:: Rows ::

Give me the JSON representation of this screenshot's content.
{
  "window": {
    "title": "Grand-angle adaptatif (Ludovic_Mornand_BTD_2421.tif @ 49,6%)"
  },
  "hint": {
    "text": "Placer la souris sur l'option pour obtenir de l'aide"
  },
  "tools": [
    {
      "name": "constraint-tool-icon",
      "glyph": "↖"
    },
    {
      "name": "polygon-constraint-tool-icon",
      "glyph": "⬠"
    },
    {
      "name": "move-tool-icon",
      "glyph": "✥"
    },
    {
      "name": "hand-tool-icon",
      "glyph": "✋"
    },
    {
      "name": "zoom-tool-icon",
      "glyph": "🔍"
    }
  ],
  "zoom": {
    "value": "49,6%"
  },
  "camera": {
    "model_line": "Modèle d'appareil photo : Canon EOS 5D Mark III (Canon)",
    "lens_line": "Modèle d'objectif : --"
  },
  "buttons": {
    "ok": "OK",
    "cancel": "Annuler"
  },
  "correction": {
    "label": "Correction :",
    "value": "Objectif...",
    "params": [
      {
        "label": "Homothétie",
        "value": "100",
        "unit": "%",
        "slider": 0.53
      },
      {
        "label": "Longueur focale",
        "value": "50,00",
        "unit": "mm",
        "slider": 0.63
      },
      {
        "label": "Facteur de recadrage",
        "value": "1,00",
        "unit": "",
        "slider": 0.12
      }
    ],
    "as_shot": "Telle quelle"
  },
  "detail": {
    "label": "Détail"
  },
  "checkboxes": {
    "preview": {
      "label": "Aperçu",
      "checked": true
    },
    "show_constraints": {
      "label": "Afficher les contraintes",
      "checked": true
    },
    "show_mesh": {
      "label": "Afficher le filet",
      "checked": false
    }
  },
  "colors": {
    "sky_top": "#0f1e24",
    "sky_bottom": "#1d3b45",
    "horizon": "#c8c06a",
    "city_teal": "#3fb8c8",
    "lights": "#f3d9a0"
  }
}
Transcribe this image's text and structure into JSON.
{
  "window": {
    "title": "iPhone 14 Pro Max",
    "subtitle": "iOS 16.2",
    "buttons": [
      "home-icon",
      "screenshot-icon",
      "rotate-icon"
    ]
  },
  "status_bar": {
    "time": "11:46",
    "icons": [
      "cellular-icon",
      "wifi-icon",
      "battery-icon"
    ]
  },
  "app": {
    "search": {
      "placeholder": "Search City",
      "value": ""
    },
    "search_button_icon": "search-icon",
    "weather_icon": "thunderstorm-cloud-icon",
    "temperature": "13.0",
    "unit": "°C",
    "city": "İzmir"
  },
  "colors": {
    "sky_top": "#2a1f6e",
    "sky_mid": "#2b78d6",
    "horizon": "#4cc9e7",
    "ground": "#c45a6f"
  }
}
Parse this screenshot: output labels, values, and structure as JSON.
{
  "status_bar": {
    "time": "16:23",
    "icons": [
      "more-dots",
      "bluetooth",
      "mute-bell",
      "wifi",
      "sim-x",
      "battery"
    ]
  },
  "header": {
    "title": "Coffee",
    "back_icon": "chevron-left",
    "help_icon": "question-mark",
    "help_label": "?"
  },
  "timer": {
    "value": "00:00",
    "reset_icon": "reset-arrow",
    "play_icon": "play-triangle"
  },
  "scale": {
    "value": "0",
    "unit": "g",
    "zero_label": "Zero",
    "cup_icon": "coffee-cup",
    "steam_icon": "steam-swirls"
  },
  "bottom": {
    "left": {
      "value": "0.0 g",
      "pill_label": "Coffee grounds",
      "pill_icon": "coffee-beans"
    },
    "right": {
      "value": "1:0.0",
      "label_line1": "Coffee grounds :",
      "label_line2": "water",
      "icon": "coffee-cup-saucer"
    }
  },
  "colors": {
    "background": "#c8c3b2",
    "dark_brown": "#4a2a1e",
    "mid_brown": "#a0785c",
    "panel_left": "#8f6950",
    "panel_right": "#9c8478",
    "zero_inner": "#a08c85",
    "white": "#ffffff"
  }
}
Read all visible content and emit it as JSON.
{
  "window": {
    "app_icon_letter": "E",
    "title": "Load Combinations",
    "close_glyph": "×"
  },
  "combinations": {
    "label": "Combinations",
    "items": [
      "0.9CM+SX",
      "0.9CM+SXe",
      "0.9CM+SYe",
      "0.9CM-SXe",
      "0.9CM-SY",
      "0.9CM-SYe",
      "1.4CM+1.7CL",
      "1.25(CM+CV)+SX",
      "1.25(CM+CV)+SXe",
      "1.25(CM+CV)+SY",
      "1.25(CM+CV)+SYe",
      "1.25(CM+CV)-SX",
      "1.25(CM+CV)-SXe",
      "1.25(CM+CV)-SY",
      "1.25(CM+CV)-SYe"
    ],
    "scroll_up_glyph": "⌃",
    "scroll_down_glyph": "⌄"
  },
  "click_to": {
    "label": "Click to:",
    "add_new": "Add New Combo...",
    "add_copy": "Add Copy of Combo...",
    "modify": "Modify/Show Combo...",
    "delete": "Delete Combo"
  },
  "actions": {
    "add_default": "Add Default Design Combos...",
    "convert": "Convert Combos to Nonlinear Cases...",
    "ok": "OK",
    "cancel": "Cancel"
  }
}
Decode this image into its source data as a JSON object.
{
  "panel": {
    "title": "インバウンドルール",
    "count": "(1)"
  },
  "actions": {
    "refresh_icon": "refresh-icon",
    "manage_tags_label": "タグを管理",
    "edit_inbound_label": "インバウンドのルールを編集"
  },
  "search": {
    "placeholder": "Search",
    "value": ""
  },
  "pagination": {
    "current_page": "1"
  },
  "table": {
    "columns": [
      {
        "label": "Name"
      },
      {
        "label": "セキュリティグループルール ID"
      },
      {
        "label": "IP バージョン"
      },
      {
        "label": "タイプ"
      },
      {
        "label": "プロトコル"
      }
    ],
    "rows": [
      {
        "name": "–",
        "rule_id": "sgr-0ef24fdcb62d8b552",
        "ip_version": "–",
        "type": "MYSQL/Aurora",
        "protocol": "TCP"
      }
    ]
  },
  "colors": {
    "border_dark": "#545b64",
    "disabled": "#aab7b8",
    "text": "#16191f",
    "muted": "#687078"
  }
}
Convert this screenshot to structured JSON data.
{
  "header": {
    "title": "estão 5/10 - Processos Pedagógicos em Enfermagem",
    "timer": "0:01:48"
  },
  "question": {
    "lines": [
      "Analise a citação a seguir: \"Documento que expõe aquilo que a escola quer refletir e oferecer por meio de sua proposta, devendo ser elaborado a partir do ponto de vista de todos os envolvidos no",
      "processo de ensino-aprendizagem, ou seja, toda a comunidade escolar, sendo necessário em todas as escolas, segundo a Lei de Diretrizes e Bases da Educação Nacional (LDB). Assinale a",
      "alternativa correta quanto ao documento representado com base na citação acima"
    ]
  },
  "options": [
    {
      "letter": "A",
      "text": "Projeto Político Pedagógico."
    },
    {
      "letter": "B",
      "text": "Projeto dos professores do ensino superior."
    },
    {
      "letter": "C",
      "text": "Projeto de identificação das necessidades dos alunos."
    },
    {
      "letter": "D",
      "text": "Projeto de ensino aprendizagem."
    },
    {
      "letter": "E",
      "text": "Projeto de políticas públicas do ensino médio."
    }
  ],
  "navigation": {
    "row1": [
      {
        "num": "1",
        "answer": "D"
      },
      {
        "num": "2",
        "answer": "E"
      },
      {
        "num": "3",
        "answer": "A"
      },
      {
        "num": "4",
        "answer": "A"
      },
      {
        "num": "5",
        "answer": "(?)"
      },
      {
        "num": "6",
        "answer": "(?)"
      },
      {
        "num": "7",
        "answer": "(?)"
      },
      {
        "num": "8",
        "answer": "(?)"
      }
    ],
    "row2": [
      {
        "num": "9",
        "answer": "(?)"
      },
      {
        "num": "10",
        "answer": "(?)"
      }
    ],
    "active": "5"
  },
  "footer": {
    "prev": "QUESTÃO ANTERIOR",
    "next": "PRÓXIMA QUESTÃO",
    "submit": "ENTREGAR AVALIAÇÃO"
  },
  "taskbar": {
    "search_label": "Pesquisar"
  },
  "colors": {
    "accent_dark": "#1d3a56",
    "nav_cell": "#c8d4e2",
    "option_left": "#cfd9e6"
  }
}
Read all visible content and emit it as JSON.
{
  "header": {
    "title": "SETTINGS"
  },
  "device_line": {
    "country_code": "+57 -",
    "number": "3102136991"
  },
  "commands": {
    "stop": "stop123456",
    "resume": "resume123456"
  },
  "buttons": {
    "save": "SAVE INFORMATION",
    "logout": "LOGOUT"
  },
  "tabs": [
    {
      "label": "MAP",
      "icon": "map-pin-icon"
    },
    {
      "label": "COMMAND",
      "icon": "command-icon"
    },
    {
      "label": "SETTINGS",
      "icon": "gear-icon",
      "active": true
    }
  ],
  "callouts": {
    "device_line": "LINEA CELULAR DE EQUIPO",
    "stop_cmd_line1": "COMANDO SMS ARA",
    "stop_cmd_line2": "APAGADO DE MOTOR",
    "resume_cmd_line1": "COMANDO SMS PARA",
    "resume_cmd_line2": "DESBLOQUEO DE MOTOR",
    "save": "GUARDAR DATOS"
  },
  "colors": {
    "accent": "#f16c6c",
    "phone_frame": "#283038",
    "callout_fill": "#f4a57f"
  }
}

:::

Exercise objective: Read the lines above. Gather those in which the string "placeholder" is found.

Reply:
      "placeholder": "Search City",
    "placeholder": "Search",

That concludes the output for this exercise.